» Requirement: Find how many lines hold the word "auta" and give that number only.

— Start of Information shown —

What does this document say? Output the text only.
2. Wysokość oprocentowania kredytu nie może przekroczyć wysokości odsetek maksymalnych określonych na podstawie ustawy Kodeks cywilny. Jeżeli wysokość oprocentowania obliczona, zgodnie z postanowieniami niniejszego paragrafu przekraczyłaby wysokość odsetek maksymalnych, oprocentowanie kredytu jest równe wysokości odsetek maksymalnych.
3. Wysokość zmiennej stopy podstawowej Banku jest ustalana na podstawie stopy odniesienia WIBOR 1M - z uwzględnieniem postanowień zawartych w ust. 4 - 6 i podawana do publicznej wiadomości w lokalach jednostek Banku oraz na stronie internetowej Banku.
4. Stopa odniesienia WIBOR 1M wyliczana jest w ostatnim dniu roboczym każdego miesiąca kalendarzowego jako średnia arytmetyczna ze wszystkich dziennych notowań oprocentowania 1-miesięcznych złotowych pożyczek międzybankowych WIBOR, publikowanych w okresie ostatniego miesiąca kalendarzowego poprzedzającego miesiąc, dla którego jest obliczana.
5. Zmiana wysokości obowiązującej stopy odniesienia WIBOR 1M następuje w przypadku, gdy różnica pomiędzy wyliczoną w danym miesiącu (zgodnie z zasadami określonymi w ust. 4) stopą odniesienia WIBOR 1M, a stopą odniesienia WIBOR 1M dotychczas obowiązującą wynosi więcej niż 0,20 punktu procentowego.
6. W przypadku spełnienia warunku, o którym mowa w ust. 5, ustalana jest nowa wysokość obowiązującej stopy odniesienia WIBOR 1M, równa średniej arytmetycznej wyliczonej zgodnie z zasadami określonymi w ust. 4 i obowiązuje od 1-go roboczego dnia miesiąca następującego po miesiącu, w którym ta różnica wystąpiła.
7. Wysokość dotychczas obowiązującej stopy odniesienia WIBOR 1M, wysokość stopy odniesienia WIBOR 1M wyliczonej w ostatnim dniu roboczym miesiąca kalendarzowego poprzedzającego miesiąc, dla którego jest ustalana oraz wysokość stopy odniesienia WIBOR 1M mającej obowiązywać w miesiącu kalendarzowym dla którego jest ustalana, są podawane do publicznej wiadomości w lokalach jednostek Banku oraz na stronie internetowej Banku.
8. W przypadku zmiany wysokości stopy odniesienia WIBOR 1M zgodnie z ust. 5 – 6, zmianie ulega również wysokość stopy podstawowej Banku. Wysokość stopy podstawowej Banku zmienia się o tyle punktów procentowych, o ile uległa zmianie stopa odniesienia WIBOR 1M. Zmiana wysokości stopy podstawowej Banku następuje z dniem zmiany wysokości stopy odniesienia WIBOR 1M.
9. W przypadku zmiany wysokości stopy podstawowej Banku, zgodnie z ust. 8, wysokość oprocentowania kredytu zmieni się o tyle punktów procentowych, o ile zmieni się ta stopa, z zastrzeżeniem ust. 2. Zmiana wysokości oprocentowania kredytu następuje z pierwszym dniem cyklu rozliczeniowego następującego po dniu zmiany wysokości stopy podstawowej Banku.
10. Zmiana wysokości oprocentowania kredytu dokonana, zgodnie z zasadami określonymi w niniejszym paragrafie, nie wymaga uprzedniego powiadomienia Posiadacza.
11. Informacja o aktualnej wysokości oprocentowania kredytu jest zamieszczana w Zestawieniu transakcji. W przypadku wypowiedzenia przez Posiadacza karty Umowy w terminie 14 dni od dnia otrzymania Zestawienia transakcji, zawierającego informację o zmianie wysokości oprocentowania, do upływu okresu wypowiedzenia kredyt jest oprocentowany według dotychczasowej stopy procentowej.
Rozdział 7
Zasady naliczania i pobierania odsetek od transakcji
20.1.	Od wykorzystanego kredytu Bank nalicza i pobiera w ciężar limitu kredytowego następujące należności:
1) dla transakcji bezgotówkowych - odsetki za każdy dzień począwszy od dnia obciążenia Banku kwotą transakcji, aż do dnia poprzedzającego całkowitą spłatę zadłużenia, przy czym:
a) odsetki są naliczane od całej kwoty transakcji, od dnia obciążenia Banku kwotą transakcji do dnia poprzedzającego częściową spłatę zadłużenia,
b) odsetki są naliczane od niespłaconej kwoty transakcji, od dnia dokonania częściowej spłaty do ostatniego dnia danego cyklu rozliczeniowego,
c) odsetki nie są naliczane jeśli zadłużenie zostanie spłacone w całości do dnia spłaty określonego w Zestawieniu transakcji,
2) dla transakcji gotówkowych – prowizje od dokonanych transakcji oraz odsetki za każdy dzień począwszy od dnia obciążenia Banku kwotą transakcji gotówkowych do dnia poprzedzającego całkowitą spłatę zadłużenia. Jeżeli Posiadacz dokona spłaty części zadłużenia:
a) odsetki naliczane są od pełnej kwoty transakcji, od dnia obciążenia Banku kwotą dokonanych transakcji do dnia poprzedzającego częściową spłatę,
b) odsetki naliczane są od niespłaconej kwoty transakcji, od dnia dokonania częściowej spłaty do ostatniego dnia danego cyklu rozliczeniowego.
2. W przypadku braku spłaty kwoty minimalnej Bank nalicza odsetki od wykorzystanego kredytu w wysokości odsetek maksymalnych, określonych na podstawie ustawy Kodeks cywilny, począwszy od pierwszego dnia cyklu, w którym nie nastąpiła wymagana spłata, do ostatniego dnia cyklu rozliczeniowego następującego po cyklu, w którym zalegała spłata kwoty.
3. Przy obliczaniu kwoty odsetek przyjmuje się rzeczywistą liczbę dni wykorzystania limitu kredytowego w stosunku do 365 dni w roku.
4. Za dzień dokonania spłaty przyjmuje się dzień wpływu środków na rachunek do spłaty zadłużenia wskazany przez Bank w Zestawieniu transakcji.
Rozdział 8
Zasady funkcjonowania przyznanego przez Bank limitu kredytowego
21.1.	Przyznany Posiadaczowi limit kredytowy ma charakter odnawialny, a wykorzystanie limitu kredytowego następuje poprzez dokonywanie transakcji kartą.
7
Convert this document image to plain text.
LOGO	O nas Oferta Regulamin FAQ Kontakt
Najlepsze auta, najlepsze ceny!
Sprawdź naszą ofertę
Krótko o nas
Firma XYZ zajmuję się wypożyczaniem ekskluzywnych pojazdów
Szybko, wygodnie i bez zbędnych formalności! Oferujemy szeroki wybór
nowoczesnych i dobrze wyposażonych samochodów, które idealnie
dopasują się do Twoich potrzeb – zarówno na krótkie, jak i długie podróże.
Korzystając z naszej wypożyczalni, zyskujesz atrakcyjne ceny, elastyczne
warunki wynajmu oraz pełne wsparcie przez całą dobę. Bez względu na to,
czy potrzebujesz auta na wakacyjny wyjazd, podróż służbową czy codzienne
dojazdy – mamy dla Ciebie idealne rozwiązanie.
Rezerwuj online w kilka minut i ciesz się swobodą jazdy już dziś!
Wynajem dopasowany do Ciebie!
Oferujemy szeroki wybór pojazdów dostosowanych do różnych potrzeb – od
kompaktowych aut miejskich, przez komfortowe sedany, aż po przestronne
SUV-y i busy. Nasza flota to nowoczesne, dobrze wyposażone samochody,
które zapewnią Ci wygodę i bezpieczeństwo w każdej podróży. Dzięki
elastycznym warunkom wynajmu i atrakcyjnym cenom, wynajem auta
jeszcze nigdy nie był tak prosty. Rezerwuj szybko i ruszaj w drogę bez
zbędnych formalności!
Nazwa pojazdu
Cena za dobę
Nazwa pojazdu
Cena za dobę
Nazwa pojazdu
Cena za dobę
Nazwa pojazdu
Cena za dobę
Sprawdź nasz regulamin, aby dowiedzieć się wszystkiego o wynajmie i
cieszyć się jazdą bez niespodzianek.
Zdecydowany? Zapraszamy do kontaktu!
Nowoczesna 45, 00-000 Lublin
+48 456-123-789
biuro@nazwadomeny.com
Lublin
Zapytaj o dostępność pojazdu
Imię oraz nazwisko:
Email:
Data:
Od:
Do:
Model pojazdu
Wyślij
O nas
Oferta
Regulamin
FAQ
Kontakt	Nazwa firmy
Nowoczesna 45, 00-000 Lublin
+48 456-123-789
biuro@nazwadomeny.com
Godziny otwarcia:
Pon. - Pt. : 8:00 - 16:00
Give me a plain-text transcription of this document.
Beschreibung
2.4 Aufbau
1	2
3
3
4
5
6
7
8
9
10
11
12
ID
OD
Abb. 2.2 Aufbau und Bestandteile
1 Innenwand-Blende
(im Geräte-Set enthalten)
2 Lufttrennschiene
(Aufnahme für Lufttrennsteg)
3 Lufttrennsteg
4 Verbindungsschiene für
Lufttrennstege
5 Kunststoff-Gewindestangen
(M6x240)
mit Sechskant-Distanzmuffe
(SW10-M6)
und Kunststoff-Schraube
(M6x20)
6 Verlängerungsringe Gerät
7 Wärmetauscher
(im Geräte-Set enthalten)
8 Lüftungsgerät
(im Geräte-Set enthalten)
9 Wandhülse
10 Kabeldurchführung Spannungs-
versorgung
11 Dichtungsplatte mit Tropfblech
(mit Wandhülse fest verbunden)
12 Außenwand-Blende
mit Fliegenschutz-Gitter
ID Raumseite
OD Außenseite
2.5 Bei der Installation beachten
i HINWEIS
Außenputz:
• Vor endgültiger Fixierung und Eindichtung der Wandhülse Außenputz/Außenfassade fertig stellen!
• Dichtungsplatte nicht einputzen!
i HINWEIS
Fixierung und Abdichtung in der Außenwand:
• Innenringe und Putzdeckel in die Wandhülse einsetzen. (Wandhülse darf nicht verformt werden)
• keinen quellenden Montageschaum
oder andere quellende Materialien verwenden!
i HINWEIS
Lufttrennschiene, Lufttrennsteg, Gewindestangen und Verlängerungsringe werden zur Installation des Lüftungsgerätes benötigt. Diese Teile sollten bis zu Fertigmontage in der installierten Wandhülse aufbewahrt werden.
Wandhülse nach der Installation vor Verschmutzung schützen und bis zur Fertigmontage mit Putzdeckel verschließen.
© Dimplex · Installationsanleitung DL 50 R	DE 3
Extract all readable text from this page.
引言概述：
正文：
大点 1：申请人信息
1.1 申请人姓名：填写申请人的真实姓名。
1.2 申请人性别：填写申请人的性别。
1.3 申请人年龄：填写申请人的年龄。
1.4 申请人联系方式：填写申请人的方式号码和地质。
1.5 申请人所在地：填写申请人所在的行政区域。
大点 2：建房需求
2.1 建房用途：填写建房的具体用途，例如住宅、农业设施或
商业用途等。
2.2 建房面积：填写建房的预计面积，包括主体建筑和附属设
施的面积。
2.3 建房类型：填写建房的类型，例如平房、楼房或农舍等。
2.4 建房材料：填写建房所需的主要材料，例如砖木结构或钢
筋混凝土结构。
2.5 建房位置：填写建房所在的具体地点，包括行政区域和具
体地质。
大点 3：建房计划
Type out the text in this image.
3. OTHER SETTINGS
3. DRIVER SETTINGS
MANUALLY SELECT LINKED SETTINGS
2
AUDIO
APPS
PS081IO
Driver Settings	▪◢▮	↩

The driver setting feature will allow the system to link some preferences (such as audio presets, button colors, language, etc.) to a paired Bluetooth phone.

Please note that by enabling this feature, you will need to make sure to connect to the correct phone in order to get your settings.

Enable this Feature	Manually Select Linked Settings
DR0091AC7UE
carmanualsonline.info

— End of Information shown —

» Output for this exercise: 3